Labeled region entries
──────────
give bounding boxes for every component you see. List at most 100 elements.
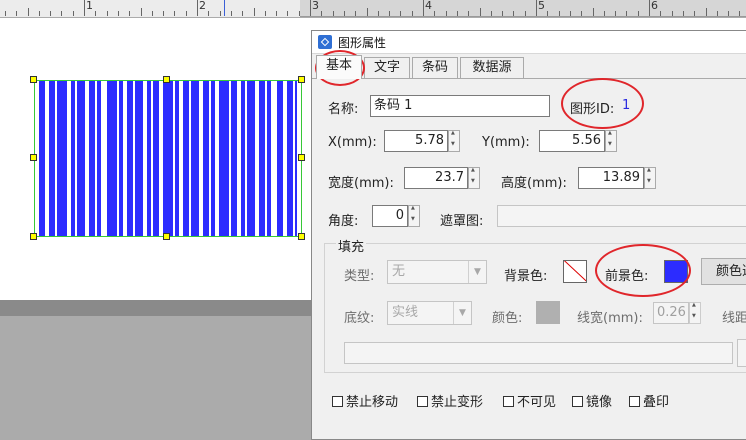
foreground-color-swatch[interactable] (664, 260, 688, 283)
ruler-tick (389, 11, 391, 16)
ruler-tick (4, 11, 6, 16)
ruler-page-band (0, 0, 300, 17)
ruler-tick (660, 11, 662, 16)
ruler-tick (490, 11, 492, 16)
ruler-tick (27, 8, 29, 16)
mask-image-field[interactable] (497, 205, 746, 227)
height-label: 高度(mm): (501, 176, 567, 191)
height-input[interactable]: 13.89 (578, 167, 644, 189)
resize-handle-top-left[interactable] (30, 76, 37, 83)
invisible-checkbox[interactable]: 不可见 (503, 391, 556, 410)
ruler-tick (581, 11, 583, 16)
ruler-tick (242, 11, 244, 16)
ruler-tick (445, 11, 447, 16)
barcode-bar (287, 81, 293, 236)
checkbox-box[interactable] (503, 396, 514, 407)
dialog-title: 图形属性 (338, 36, 387, 50)
ruler-tick (298, 11, 300, 16)
y-input[interactable]: 5.56 (539, 130, 605, 152)
ruler-tick (615, 11, 617, 16)
ruler-tick (705, 8, 707, 16)
barcode-bar (97, 81, 101, 236)
background-color-swatch[interactable] (563, 260, 587, 283)
texture-preview-button[interactable] (737, 339, 746, 367)
lock-move-checkbox[interactable]: 禁止移动 (332, 391, 398, 410)
overprint-checkbox[interactable]: 叠印 (629, 391, 669, 410)
resize-handle-left[interactable] (30, 154, 37, 161)
line-color-swatch[interactable] (536, 301, 560, 324)
x-input[interactable]: 5.78 (384, 130, 448, 152)
ruler-tick (377, 11, 379, 16)
y-spinner[interactable] (605, 130, 617, 152)
resize-handle-top[interactable] (163, 76, 170, 83)
ruler-tick (174, 11, 176, 16)
lock-resize-checkbox[interactable]: 禁止变形 (417, 391, 483, 410)
ruler-tick (163, 11, 165, 16)
barcode-bar (183, 81, 189, 236)
name-input[interactable]: 条码 1 (370, 95, 550, 117)
color-select-button[interactable]: 颜色选择 (701, 258, 746, 285)
texture-label: 底纹: (344, 311, 375, 326)
line-width-spinner[interactable] (689, 302, 701, 324)
ruler-tick (524, 11, 526, 16)
barcode-bar (241, 81, 245, 236)
ruler-tick (253, 8, 255, 16)
width-spinner[interactable] (468, 167, 480, 189)
ruler-tick (321, 11, 323, 16)
resize-handle-right[interactable] (298, 154, 305, 161)
barcode-bar (147, 81, 151, 236)
fill-type-select[interactable]: 无 ▼ (387, 260, 487, 284)
tab-divider (312, 78, 746, 79)
ruler-tick (219, 11, 221, 16)
width-input[interactable]: 23.7 (404, 167, 468, 189)
ruler-tick (366, 8, 368, 16)
resize-handle-bottom-left[interactable] (30, 233, 37, 240)
checkbox-box[interactable] (629, 396, 640, 407)
fill-type-value: 无 (392, 264, 406, 279)
barcode-bar (231, 81, 237, 236)
texture-preview-bar (344, 342, 733, 364)
ruler-tick (592, 8, 594, 16)
fill-group-label: 填充 (336, 236, 367, 255)
mirror-checkbox[interactable]: 镜像 (572, 391, 612, 410)
ruler-tick (276, 11, 278, 16)
angle-input[interactable]: 0 (372, 205, 408, 227)
shape-id-value: 1 (622, 98, 631, 113)
barcode-bar (175, 81, 179, 236)
fill-type-label: 类型: (344, 269, 375, 284)
ruler-tick (479, 8, 481, 16)
tab-text[interactable]: 文字 (364, 57, 410, 78)
ruler-tick (72, 11, 74, 16)
dialog-titlebar[interactable]: 图形属性 (312, 31, 746, 54)
tab-datasource[interactable]: 数据源 (460, 57, 524, 78)
resize-handle-bottom[interactable] (163, 233, 170, 240)
height-spinner[interactable] (644, 167, 656, 189)
checkbox-box[interactable] (332, 396, 343, 407)
y-label: Y(mm): (482, 135, 530, 150)
checkbox-box[interactable] (417, 396, 428, 407)
texture-select[interactable]: 实线 ▼ (387, 301, 472, 325)
ruler-tick (400, 11, 402, 16)
barcode-bar (153, 81, 159, 236)
checkbox-label: 叠印 (643, 395, 670, 410)
ruler-tick (50, 11, 52, 16)
barcode-bar (219, 81, 229, 236)
x-spinner[interactable] (448, 130, 460, 152)
checkbox-box[interactable] (572, 396, 583, 407)
tab-barcode[interactable]: 条码 (412, 57, 458, 78)
horizontal-ruler: 1 2 3 4 5 6 (0, 0, 746, 17)
resize-handle-top-right[interactable] (298, 76, 305, 83)
angle-spinner[interactable] (408, 205, 420, 227)
resize-handle-bottom-right[interactable] (298, 233, 305, 240)
barcode-object[interactable] (34, 80, 302, 237)
ruler-tick (694, 11, 696, 16)
barcode-bar (135, 81, 143, 236)
tab-basic[interactable]: 基本 (316, 55, 362, 79)
ruler-tick (434, 11, 436, 16)
ruler-tick (264, 11, 266, 16)
ruler-tick (558, 11, 560, 16)
barcode-bar (127, 81, 133, 236)
line-width-input[interactable]: 0.26 (653, 302, 689, 324)
barcode-bar (71, 81, 75, 236)
ruler-tick (355, 11, 357, 16)
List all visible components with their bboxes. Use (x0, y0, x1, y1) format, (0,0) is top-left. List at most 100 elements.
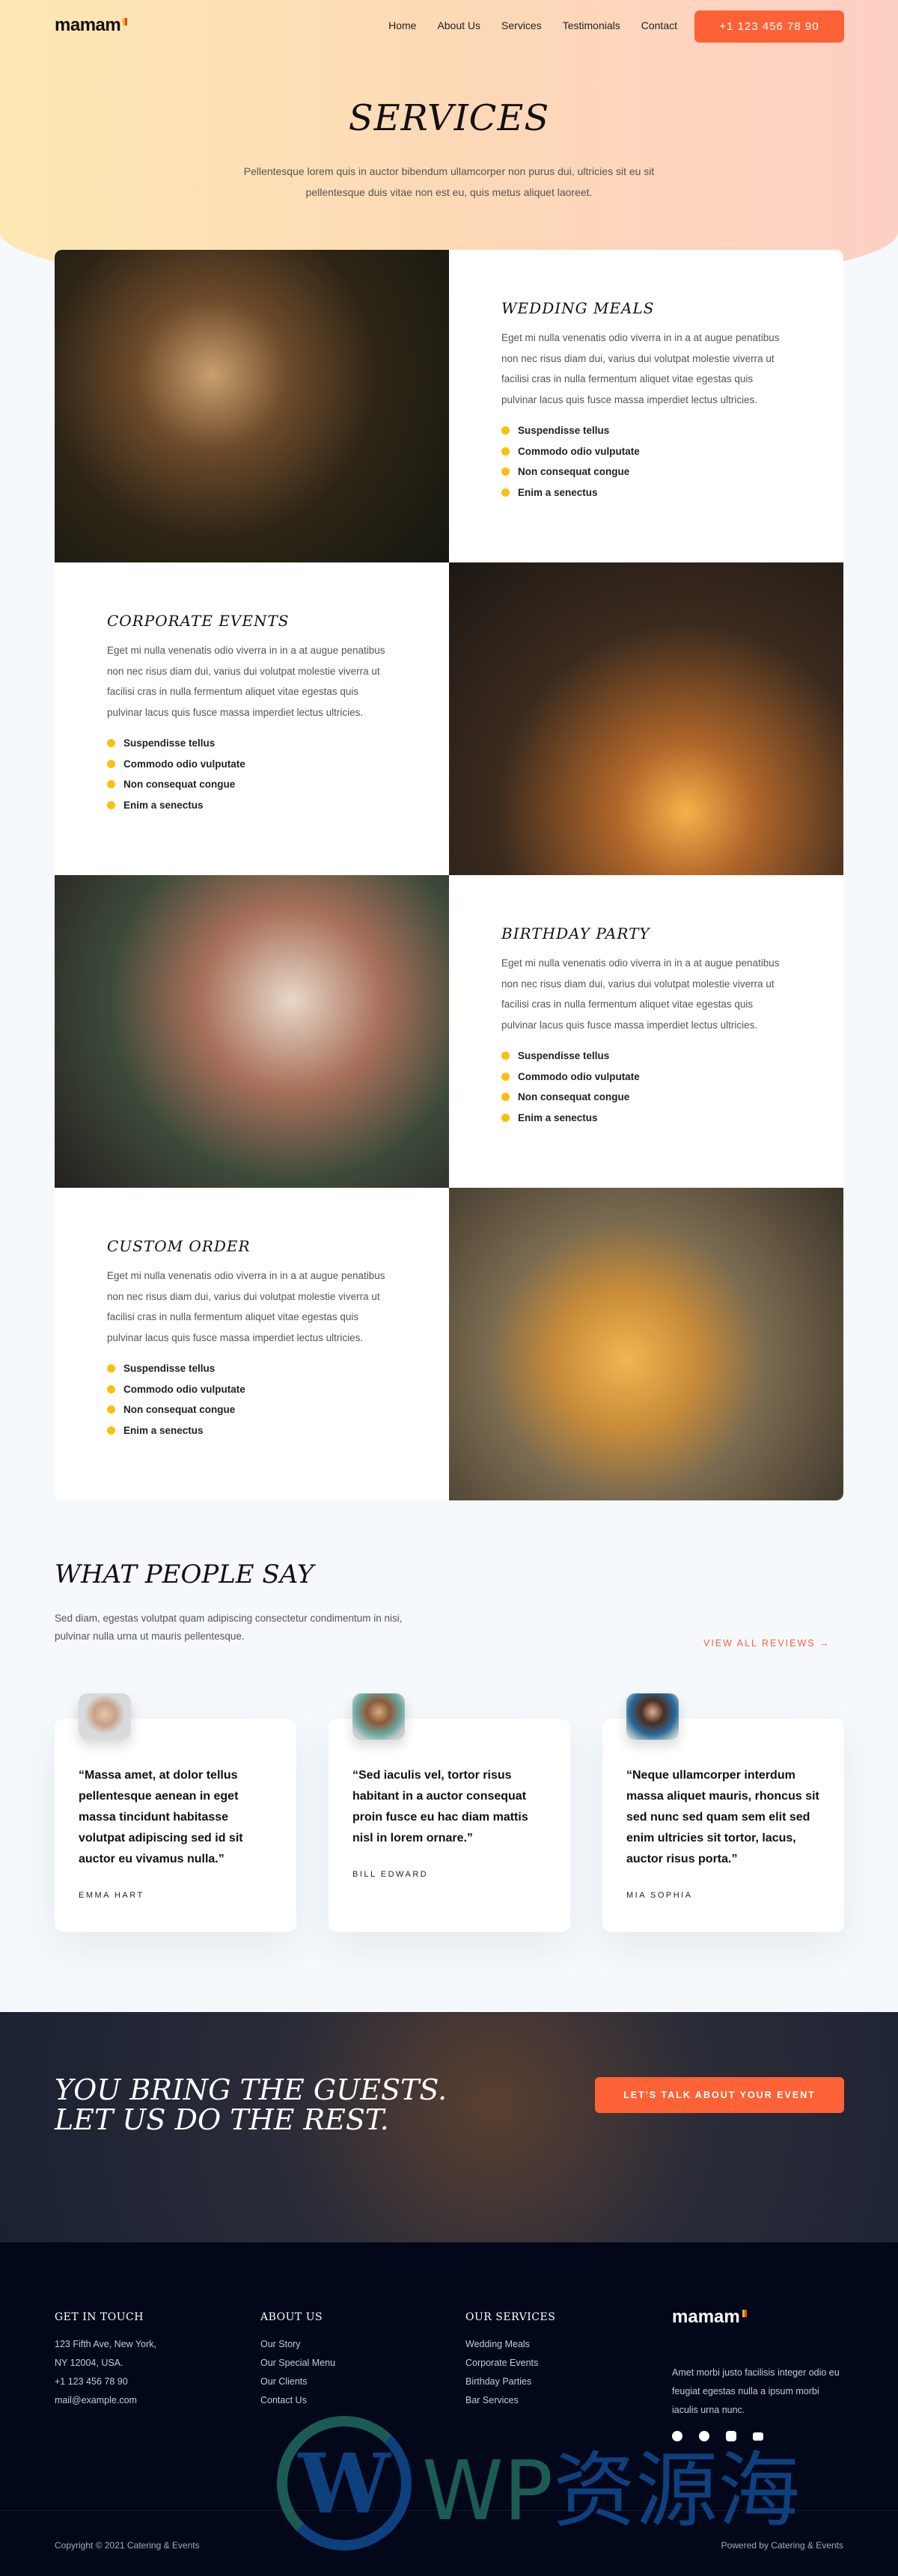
bullet-item: Suspendisse tellus (501, 1046, 791, 1067)
service-bullets: Suspendisse tellus Commodo odio vulputat… (501, 420, 791, 503)
service-bullets: Suspendisse tellus Commodo odio vulputat… (107, 733, 397, 815)
bullet-dot-icon (501, 1093, 510, 1102)
bullet-item: Non consequat congue (107, 774, 397, 795)
watermark-text: WP资源海 (422, 2443, 801, 2539)
service-text: CORPORATE EVENTS Eget mi nulla venenatis… (55, 562, 449, 875)
bullet-text: Suspendisse tellus (123, 1363, 216, 1374)
service-description: Eget mi nulla venenatis odio viverra in … (107, 645, 385, 718)
bullet-text: Suspendisse tellus (518, 425, 610, 436)
footer-description: Amet morbi justo facilisis integer odio … (672, 2367, 840, 2415)
bullet-text: Enim a senectus (518, 1111, 598, 1123)
top-nav: mamam Home About Us Services Testimonial… (0, 0, 898, 54)
nav-contact[interactable]: Contact (641, 19, 677, 31)
copyright: Copyright © 2021 Catering & Events (55, 2540, 200, 2551)
avatar (352, 1693, 405, 1740)
service-row-corporate: CORPORATE EVENTS Eget mi nulla venenatis… (55, 562, 843, 875)
bullet-dot-icon (501, 1113, 510, 1122)
service-row-birthday: BIRTHDAY PARTY Eget mi nulla venenatis o… (55, 875, 843, 1188)
bullet-item: Commodo odio vulputate (107, 1379, 397, 1400)
service-description: Eget mi nulla venenatis odio viverra in … (501, 332, 780, 405)
corporate-photo (449, 562, 843, 875)
logo-mark-icon (123, 18, 128, 25)
bullet-text: Commodo odio vulputate (518, 1070, 640, 1082)
logo-text: mamam (55, 15, 121, 35)
nav-about[interactable]: About Us (437, 19, 480, 31)
logo-mark-icon (742, 2310, 747, 2317)
cta-heading: YOU BRING THE GUESTS. LET US DO THE REST. (55, 2075, 563, 2135)
bullet-dot-icon (107, 780, 115, 789)
bullet-text: Suspendisse tellus (123, 737, 216, 749)
bullet-item: Commodo odio vulputate (107, 754, 397, 775)
service-title: CORPORATE EVENTS (107, 612, 290, 630)
testimonials-title: WHAT PEOPLE SAY (55, 1560, 314, 1589)
cta-banner: YOU BRING THE GUESTS. LET US DO THE REST.… (0, 2012, 898, 2242)
wordpress-logo-icon: W (277, 2416, 412, 2551)
bullet-text: Non consequat congue (123, 1404, 236, 1415)
birthday-photo (55, 875, 449, 1188)
service-row-custom: CUSTOM ORDER Eget mi nulla venenatis odi… (55, 1188, 843, 1500)
bullet-dot-icon (501, 447, 510, 456)
testimonial-quote: “Sed iaculis vel, tortor risus habitant … (352, 1769, 528, 1844)
view-all-reviews-link[interactable]: VIEW ALL REVIEWS → (703, 1638, 844, 1649)
bullet-dot-icon (501, 467, 510, 476)
cta-line-2: LET US DO THE REST. (55, 2103, 389, 2136)
testimonial-card: “Sed iaculis vel, tortor risus habitant … (329, 1693, 570, 1932)
footer-link[interactable]: Our Story (260, 2335, 433, 2354)
bullet-text: Commodo odio vulputate (123, 1383, 245, 1395)
bullet-text: Enim a senectus (518, 486, 598, 498)
testimonial-author: MIA SOPHIA (626, 1891, 693, 1900)
bullet-dot-icon (107, 1364, 115, 1373)
email-link[interactable]: mail@example.com (55, 2391, 227, 2410)
service-bullets: Suspendisse tellus Commodo odio vulputat… (501, 1046, 791, 1128)
nav-testimonials[interactable]: Testimonials (563, 19, 620, 31)
footer-link[interactable]: Bar Services (465, 2391, 638, 2410)
service-bullets: Suspendisse tellus Commodo odio vulputat… (107, 1358, 397, 1441)
service-row-wedding: WEDDING MEALS Eget mi nulla venenatis od… (55, 250, 843, 562)
bullet-item: Enim a senectus (501, 1108, 791, 1129)
bullet-dot-icon (107, 1426, 115, 1435)
footer-about: ABOUT US Our Story Our Special Menu Our … (260, 2311, 433, 2410)
service-description: Eget mi nulla venenatis odio viverra in … (501, 957, 780, 1031)
footer-link[interactable]: Corporate Events (465, 2354, 638, 2373)
logo-text: mamam (672, 2307, 740, 2327)
testimonial-card: “Neque ullamcorper interdum massa alique… (602, 1693, 844, 1932)
footer-link[interactable]: Birthday Parties (465, 2373, 638, 2391)
avatar (79, 1693, 131, 1740)
phone-link[interactable]: +1 123 456 78 90 (55, 2373, 227, 2391)
talk-event-button[interactable]: LET'S TALK ABOUT YOUR EVENT (595, 2077, 844, 2113)
services-list: WEDDING MEALS Eget mi nulla venenatis od… (55, 250, 843, 1500)
bullet-dot-icon (107, 1384, 115, 1393)
footer-link[interactable]: Wedding Meals (465, 2335, 638, 2354)
footer-link[interactable]: Contact Us (260, 2391, 433, 2410)
testimonial-author: BILL EDWARD (352, 1870, 429, 1879)
address-line: 123 Fifth Ave, New York, (55, 2339, 156, 2349)
testimonial-author: EMMA HART (79, 1891, 144, 1900)
logo[interactable]: mamam (55, 15, 128, 36)
footer-link[interactable]: Our Clients (260, 2373, 433, 2391)
bullet-text: Enim a senectus (123, 1424, 204, 1436)
testimonial-quote: “Neque ullamcorper interdum massa alique… (626, 1769, 819, 1865)
footer-link[interactable]: Our Special Menu (260, 2354, 433, 2373)
hero-subtitle: Pellentesque lorem quis in auctor bibend… (243, 165, 655, 198)
nav-home[interactable]: Home (388, 19, 416, 31)
footer-logo[interactable]: mamam (672, 2307, 747, 2328)
bullet-dot-icon (107, 800, 115, 809)
service-title: BIRTHDAY PARTY (501, 924, 650, 942)
footer-contact: GET IN TOUCH 123 Fifth Ave, New York, NY… (55, 2311, 227, 2410)
phone-button[interactable]: +1 123 456 78 90 (694, 10, 844, 43)
bullet-item: Suspendisse tellus (107, 1358, 397, 1379)
avatar (626, 1693, 679, 1740)
address-line: NY 12004, USA. (55, 2358, 123, 2368)
bullet-item: Non consequat congue (501, 1087, 791, 1108)
bullet-text: Non consequat congue (518, 466, 630, 477)
cta-line-1: YOU BRING THE GUESTS. (55, 2073, 448, 2106)
nav-services[interactable]: Services (501, 19, 542, 31)
testimonial-card: “Massa amet, at dolor tellus pellentesqu… (55, 1693, 296, 1932)
bullet-item: Suspendisse tellus (107, 733, 397, 754)
bullet-item: Commodo odio vulputate (501, 441, 791, 462)
bullet-item: Suspendisse tellus (501, 420, 791, 441)
service-text: CUSTOM ORDER Eget mi nulla venenatis odi… (55, 1188, 449, 1500)
page-title: SERVICES (348, 97, 550, 139)
service-text: BIRTHDAY PARTY Eget mi nulla venenatis o… (449, 875, 843, 1188)
testimonials-subtitle: Sed diam, egestas volutpat quam adipisci… (55, 1613, 403, 1642)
──────────
Your instructions:
Reproduce verbatim the lines in the records from the line containing "bullet-item: Suspendisse tellus (501, 1046, 791, 1067)" up to and including the line containing "nav-contact[interactable]: Contact (641, 19, 677, 31)".

Expected answer:
bullet-item: Suspendisse tellus (501, 1046, 791, 1067)
service-bullets: Suspendisse tellus Commodo odio vulputat… (501, 420, 791, 503)
service-bullets: Suspendisse tellus Commodo odio vulputat… (107, 733, 397, 815)
bullet-dot-icon (501, 1093, 510, 1102)
bullet-item: Non consequat congue (107, 774, 397, 795)
watermark-text: WP资源海 (422, 2443, 801, 2539)
service-text: CORPORATE EVENTS Eget mi nulla venenatis… (55, 562, 449, 875)
bullet-text: Suspendisse tellus (123, 1363, 216, 1374)
service-description: Eget mi nulla venenatis odio viverra in … (107, 645, 385, 718)
bullet-text: Suspendisse tellus (518, 425, 610, 436)
footer-description: Amet morbi justo facilisis integer odio … (672, 2367, 840, 2415)
bullet-text: Enim a senectus (518, 1111, 598, 1123)
top-nav: mamam Home About Us Services Testimonial… (0, 0, 898, 54)
nav-contact[interactable]: Contact (641, 19, 677, 31)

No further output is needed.